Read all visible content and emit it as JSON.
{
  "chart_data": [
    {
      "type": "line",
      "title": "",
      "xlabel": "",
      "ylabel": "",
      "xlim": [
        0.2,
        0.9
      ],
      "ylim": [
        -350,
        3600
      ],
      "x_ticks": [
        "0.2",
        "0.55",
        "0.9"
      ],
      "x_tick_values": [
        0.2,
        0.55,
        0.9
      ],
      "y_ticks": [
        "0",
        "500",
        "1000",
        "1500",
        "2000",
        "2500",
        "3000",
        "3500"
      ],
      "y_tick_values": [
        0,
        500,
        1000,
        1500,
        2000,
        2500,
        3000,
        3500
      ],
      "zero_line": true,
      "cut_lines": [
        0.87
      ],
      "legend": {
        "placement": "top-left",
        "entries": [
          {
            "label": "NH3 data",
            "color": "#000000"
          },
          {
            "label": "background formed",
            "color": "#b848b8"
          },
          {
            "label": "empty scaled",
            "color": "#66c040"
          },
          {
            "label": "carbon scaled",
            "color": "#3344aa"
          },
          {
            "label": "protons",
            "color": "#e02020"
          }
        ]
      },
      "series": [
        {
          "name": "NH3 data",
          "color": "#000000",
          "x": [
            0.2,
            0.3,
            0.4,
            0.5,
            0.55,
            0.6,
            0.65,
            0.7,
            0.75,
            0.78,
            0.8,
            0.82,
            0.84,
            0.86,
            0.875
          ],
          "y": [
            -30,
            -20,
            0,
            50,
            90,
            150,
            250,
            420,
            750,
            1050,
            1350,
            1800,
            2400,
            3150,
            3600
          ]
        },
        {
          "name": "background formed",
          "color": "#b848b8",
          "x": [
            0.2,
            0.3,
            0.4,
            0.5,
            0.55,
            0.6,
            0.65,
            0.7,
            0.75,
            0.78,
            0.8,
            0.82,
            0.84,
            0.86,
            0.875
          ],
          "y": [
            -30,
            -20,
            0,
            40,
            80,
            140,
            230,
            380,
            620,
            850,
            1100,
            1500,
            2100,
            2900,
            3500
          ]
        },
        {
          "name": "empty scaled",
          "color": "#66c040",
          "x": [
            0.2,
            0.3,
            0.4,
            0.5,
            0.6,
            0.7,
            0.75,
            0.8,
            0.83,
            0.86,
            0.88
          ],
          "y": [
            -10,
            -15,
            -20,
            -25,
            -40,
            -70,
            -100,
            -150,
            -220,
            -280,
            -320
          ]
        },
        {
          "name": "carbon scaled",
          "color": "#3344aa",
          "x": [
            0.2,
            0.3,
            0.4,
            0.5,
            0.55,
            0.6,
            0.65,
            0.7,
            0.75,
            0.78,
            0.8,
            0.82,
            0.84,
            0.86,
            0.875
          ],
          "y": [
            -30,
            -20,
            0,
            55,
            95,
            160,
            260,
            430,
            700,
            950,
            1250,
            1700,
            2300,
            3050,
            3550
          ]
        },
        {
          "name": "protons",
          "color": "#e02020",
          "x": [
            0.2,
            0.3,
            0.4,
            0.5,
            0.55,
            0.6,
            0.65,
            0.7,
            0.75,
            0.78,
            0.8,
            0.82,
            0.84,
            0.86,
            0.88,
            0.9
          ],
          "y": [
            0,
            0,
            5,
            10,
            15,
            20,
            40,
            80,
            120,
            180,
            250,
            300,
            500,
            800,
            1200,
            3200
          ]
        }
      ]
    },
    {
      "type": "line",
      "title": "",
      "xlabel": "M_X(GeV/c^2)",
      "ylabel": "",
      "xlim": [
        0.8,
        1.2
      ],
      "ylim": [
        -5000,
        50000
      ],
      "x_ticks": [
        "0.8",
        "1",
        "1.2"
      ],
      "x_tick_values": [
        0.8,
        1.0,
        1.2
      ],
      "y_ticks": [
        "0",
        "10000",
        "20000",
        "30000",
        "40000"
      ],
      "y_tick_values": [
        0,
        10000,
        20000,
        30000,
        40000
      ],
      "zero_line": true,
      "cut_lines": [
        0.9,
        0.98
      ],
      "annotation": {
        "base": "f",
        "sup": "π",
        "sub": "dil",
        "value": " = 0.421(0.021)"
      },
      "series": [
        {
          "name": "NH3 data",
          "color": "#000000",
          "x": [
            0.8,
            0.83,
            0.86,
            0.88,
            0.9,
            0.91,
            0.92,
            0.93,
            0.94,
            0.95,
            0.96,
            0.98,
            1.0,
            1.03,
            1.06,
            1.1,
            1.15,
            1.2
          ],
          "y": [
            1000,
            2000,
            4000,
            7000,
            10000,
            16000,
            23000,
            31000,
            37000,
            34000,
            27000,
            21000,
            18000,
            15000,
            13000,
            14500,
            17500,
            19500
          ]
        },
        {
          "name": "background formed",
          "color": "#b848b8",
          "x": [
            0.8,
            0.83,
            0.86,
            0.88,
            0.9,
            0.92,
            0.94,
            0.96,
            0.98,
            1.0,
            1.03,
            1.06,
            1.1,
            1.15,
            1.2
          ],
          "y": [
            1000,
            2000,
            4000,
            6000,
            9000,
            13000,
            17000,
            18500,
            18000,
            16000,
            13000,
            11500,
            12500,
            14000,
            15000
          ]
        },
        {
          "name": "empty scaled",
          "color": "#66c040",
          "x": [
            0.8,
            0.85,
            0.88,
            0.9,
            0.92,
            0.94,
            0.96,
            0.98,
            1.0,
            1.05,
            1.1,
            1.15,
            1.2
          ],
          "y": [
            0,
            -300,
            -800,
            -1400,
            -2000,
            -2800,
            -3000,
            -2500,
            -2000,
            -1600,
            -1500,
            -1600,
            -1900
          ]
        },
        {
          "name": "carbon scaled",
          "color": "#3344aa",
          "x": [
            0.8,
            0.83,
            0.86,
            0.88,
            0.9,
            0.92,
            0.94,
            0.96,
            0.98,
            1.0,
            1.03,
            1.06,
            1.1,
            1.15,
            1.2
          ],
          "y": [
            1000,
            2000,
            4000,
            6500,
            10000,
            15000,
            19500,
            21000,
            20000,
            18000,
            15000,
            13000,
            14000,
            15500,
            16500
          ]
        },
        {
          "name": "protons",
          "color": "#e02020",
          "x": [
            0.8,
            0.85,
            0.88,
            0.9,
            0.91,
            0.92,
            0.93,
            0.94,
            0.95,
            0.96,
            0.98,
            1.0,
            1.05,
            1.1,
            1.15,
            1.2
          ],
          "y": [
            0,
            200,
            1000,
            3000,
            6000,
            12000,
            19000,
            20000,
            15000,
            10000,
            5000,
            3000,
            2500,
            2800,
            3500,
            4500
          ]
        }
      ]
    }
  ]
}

◇ ◇ ◇

Each line must be given again exactly as written above.

* Problem solution
Read all visible content and emit it as JSON.
{
  "chart_data": [
    {
      "type": "line",
      "title": "",
      "xlabel": "",
      "ylabel": "",
      "xlim": [
        0.2,
        0.9
      ],
      "ylim": [
        -350,
        3600
      ],
      "x_ticks": [
        "0.2",
        "0.55",
        "0.9"
      ],
      "x_tick_values": [
        0.2,
        0.55,
        0.9
      ],
      "y_ticks": [
        "0",
        "500",
        "1000",
        "1500",
        "2000",
        "2500",
        "3000",
        "3500"
      ],
      "y_tick_values": [
        0,
        500,
        1000,
        1500,
        2000,
        2500,
        3000,
        3500
      ],
      "zero_line": true,
      "cut_lines": [
        0.87
      ],
      "legend": {
        "placement": "top-left",
        "entries": [
          {
            "label": "NH3 data",
            "color": "#000000"
          },
          {
            "label": "background formed",
            "color": "#b848b8"
          },
          {
            "label": "empty scaled",
            "color": "#66c040"
          },
          {
            "label": "carbon scaled",
            "color": "#3344aa"
          },
          {
            "label": "protons",
            "color": "#e02020"
          }
        ]
      },
      "series": [
        {
          "name": "NH3 data",
          "color": "#000000",
          "x": [
            0.2,
            0.3,
            0.4,
            0.5,
            0.55,
            0.6,
            0.65,
            0.7,
            0.75,
            0.78,
            0.8,
            0.82,
            0.84,
            0.86,
            0.875
          ],
          "y": [
            -30,
            -20,
            0,
            50,
            90,
            150,
            250,
            420,
            750,
            1050,
            1350,
            1800,
            2400,
            3150,
            3600
          ]
        },
        {
          "name": "background formed",
          "color": "#b848b8",
          "x": [
            0.2,
            0.3,
            0.4,
            0.5,
            0.55,
            0.6,
            0.65,
            0.7,
            0.75,
            0.78,
            0.8,
            0.82,
            0.84,
            0.86,
            0.875
          ],
          "y": [
            -30,
            -20,
            0,
            40,
            80,
            140,
            230,
            380,
            620,
            850,
            1100,
            1500,
            2100,
            2900,
            3500
          ]
        },
        {
          "name": "empty scaled",
          "color": "#66c040",
          "x": [
            0.2,
            0.3,
            0.4,
            0.5,
            0.6,
            0.7,
            0.75,
            0.8,
            0.83,
            0.86,
            0.88
          ],
          "y": [
            -10,
            -15,
            -20,
            -25,
            -40,
            -70,
            -100,
            -150,
            -220,
            -280,
            -320
          ]
        },
        {
          "name": "carbon scaled",
          "color": "#3344aa",
          "x": [
            0.2,
            0.3,
            0.4,
            0.5,
            0.55,
            0.6,
            0.65,
            0.7,
            0.75,
            0.78,
            0.8,
            0.82,
            0.84,
            0.86,
            0.875
          ],
          "y": [
            -30,
            -20,
            0,
            55,
            95,
            160,
            260,
            430,
            700,
            950,
            1250,
            1700,
            2300,
            3050,
            3550
          ]
        },
        {
          "name": "protons",
          "color": "#e02020",
          "x": [
            0.2,
            0.3,
            0.4,
            0.5,
            0.55,
            0.6,
            0.65,
            0.7,
            0.75,
            0.78,
            0.8,
            0.82,
            0.84,
            0.86,
            0.88,
            0.9
          ],
          "y": [
            0,
            0,
            5,
            10,
            15,
            20,
            40,
            80,
            120,
            180,
            250,
            300,
            500,
            800,
            1200,
            3200
          ]
        }
      ]
    },
    {
      "type": "line",
      "title": "",
      "xlabel": "M_X(GeV/c^2)",
      "ylabel": "",
      "xlim": [
        0.8,
        1.2
      ],
      "ylim": [
        -5000,
        50000
      ],
      "x_ticks": [
        "0.8",
        "1",
        "1.2"
      ],
      "x_tick_values": [
        0.8,
        1.0,
        1.2
      ],
      "y_ticks": [
        "0",
        "10000",
        "20000",
        "30000",
        "40000"
      ],
      "y_tick_values": [
        0,
        10000,
        20000,
        30000,
        40000
      ],
      "zero_line": true,
      "cut_lines": [
        0.9,
        0.98
      ],
      "annotation": {
        "base": "f",
        "sup": "π",
        "sub": "dil",
        "value": " = 0.421(0.021)"
      },
      "series": [
        {
          "name": "NH3 data",
          "color": "#000000",
          "x": [
            0.8,
            0.83,
            0.86,
            0.88,
            0.9,
            0.91,
            0.92,
            0.93,
            0.94,
            0.95,
            0.96,
            0.98,
            1.0,
            1.03,
            1.06,
            1.1,
            1.15,
            1.2
          ],
          "y": [
            1000,
            2000,
            4000,
            7000,
            10000,
            16000,
            23000,
            31000,
            37000,
            34000,
            27000,
            21000,
            18000,
            15000,
            13000,
            14500,
            17500,
            19500
          ]
        },
        {
          "name": "background formed",
          "color": "#b848b8",
          "x": [
            0.8,
            0.83,
            0.86,
            0.88,
            0.9,
            0.92,
            0.94,
            0.96,
            0.98,
            1.0,
            1.03,
            1.06,
            1.1,
            1.15,
            1.2
          ],
          "y": [
            1000,
            2000,
            4000,
            6000,
            9000,
            13000,
            17000,
            18500,
            18000,
            16000,
            13000,
            11500,
            12500,
            14000,
            15000
          ]
        },
        {
          "name": "empty scaled",
          "color": "#66c040",
          "x": [
            0.8,
            0.85,
            0.88,
            0.9,
            0.92,
            0.94,
            0.96,
            0.98,
            1.0,
            1.05,
            1.1,
            1.15,
            1.2
          ],
          "y": [
            0,
            -300,
            -800,
            -1400,
            -2000,
            -2800,
            -3000,
            -2500,
            -2000,
            -1600,
            -1500,
            -1600,
            -1900
          ]
        },
        {
          "name": "carbon scaled",
          "color": "#3344aa",
          "x": [
            0.8,
            0.83,
            0.86,
            0.88,
            0.9,
            0.92,
            0.94,
            0.96,
            0.98,
            1.0,
            1.03,
            1.06,
            1.1,
            1.15,
            1.2
          ],
          "y": [
            1000,
            2000,
            4000,
            6500,
            10000,
            15000,
            19500,
            21000,
            20000,
            18000,
            15000,
            13000,
            14000,
            15500,
            16500
          ]
        },
        {
          "name": "protons",
          "color": "#e02020",
          "x": [
            0.8,
            0.85,
            0.88,
            0.9,
            0.91,
            0.92,
            0.93,
            0.94,
            0.95,
            0.96,
            0.98,
            1.0,
            1.05,
            1.1,
            1.15,
            1.2
          ],
          "y": [
            0,
            200,
            1000,
            3000,
            6000,
            12000,
            19000,
            20000,
            15000,
            10000,
            5000,
            3000,
            2500,
            2800,
            3500,
            4500
          ]
        }
      ]
    }
  ]
}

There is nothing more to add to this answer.